### Written exercise
Go through the data below and gather each line containing "xlabel".

Stored entries
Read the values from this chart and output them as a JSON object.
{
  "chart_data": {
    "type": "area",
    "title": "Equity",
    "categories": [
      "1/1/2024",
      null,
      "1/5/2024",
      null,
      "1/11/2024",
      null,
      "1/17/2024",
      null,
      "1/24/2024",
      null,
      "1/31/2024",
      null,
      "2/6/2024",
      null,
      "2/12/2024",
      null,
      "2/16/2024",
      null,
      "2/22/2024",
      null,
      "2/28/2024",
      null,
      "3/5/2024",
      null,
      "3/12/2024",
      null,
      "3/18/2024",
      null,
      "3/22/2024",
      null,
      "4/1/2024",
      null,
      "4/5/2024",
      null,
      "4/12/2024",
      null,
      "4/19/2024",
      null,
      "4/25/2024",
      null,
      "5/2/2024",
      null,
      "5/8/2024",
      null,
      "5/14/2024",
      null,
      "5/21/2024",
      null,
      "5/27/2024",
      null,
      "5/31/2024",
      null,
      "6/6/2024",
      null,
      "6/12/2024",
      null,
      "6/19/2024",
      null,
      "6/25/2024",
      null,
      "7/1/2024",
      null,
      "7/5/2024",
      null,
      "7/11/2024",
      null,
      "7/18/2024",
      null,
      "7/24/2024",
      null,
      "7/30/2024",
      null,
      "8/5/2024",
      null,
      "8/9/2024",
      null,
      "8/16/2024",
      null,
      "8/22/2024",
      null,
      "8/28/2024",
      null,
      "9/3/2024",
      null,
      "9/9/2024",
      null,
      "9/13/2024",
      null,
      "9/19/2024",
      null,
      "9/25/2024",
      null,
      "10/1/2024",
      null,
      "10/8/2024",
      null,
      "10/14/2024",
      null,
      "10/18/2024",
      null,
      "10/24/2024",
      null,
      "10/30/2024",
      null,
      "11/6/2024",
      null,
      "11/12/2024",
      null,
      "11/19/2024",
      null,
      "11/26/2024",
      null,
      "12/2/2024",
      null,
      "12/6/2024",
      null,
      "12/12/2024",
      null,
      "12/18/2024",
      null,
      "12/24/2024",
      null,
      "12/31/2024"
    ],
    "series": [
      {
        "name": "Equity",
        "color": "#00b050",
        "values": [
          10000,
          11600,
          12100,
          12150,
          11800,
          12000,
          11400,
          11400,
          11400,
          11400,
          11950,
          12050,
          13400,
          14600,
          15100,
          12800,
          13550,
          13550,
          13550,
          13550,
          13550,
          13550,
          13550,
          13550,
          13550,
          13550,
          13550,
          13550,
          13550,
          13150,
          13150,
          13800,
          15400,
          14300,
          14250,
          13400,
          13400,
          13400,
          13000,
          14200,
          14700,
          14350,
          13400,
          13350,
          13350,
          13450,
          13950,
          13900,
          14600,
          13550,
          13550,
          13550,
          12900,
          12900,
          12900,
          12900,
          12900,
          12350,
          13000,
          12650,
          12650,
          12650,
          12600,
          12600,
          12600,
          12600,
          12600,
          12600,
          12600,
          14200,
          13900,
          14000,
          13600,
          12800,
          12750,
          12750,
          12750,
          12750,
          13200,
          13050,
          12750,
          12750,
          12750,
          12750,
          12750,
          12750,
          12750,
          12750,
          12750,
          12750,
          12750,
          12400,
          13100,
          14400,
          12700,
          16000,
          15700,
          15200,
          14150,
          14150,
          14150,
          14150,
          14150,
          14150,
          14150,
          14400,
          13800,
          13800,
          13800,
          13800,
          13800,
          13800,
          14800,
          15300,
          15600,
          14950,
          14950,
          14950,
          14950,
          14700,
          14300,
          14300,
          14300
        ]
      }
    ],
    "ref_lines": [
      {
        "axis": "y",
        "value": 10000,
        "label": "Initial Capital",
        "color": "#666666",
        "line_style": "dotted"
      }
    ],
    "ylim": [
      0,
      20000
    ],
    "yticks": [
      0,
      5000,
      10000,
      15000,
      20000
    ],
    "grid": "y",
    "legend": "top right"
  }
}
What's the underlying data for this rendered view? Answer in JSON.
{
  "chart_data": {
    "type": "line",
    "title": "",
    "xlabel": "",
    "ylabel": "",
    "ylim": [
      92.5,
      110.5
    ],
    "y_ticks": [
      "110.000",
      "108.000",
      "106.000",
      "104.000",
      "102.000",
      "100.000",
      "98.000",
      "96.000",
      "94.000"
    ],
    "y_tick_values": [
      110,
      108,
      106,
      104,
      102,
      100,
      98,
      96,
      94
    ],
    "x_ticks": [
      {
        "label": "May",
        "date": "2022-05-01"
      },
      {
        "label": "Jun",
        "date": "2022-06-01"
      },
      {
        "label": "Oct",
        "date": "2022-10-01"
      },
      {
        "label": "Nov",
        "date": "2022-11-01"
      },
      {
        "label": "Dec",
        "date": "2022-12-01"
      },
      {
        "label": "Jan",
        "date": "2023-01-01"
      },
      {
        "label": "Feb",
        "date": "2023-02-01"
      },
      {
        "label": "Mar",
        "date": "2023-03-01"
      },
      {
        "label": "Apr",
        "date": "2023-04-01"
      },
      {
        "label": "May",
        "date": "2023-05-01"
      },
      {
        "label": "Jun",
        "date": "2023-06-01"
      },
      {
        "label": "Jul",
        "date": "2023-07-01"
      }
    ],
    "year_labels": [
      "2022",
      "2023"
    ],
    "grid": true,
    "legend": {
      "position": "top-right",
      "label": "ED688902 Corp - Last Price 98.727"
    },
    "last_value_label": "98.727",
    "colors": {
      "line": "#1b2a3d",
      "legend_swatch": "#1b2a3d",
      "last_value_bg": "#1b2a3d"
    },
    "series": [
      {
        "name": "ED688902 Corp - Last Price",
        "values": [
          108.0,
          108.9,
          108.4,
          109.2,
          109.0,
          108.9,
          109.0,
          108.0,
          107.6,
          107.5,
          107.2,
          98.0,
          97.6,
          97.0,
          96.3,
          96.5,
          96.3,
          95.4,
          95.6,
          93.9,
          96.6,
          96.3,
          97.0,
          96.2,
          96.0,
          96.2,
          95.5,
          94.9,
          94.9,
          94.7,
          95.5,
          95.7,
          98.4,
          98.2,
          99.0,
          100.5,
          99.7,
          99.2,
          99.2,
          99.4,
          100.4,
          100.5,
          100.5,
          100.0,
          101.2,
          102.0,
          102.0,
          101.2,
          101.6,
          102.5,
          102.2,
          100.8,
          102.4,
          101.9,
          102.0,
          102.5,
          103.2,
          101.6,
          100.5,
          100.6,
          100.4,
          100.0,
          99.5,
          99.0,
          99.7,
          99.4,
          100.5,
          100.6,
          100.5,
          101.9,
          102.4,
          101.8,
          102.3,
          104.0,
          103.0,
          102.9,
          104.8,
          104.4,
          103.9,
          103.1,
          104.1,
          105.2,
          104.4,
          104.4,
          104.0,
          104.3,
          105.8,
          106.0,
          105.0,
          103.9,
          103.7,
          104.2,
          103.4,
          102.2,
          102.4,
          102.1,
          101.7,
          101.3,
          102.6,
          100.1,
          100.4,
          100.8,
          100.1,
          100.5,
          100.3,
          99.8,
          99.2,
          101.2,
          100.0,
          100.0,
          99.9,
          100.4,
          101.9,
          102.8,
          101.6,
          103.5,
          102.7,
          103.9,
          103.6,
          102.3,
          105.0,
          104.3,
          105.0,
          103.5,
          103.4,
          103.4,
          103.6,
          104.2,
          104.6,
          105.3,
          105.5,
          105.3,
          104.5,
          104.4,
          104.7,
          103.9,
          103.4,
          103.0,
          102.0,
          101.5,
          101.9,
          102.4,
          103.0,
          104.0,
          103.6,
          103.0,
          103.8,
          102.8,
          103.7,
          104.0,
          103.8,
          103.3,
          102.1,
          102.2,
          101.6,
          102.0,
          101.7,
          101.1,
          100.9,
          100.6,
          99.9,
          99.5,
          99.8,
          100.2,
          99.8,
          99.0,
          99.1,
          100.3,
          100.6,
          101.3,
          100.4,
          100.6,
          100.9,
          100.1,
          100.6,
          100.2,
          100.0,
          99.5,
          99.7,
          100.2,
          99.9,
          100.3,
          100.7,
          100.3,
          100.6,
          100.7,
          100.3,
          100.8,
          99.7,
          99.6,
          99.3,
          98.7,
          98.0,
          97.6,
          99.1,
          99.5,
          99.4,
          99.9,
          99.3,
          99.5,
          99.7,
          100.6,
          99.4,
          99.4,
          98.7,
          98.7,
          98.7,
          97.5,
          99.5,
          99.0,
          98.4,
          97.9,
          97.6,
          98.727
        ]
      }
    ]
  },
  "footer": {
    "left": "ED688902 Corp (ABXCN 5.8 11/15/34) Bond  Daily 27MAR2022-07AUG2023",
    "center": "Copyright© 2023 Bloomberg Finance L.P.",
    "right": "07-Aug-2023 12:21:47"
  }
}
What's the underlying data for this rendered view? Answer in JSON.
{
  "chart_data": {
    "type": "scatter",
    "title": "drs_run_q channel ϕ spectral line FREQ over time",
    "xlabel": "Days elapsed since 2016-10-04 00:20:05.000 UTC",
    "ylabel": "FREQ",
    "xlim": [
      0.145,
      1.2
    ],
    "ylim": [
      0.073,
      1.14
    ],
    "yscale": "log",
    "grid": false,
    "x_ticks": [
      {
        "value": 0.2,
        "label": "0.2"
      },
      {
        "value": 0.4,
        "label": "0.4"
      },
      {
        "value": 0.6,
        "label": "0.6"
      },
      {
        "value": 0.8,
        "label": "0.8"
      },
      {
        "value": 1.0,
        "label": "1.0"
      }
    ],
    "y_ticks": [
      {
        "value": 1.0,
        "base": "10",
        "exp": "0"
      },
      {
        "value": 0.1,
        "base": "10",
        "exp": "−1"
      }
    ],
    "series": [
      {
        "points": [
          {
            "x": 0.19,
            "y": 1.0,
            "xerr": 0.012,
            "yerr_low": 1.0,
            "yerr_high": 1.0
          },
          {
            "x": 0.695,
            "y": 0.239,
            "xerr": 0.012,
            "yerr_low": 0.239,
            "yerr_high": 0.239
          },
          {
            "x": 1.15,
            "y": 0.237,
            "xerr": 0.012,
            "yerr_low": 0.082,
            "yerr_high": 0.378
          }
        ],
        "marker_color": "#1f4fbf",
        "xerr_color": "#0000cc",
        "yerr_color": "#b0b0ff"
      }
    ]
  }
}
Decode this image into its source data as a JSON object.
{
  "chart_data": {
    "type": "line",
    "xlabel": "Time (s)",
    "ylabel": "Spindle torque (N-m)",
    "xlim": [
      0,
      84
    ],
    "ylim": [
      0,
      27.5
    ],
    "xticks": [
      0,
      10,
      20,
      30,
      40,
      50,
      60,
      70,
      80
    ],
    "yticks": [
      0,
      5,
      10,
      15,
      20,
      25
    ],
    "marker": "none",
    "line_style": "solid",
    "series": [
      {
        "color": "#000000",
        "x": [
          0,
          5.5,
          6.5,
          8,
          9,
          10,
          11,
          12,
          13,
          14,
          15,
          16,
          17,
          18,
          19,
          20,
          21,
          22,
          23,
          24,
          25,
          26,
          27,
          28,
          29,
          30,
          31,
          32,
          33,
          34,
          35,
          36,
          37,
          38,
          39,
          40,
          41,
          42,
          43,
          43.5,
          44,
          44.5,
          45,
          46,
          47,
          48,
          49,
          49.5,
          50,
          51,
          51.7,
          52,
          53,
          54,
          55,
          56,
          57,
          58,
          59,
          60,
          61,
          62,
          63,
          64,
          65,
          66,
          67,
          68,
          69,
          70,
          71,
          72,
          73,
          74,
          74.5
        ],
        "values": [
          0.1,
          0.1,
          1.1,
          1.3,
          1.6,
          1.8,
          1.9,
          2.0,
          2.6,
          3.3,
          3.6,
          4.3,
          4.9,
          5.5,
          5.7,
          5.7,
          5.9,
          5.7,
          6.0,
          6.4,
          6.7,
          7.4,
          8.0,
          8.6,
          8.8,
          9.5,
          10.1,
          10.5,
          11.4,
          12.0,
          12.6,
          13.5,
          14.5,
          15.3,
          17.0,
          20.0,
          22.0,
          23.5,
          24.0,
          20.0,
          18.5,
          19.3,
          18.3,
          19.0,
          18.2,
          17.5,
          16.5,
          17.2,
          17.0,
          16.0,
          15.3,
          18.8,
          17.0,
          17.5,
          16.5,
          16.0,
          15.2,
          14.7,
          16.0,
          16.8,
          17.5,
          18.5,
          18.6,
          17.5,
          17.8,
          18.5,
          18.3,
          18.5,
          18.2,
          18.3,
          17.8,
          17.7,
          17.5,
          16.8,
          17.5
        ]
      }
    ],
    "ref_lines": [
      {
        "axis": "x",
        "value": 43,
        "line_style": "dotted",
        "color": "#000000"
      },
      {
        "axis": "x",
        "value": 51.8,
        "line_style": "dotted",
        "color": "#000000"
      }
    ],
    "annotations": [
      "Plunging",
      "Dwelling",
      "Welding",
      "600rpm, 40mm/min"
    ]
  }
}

### Right answer
    "xlabel": "",
    "xlabel": "Days elapsed since 2016-10-04 00:20:05.000 UTC",
    "xlabel": "Time (s)",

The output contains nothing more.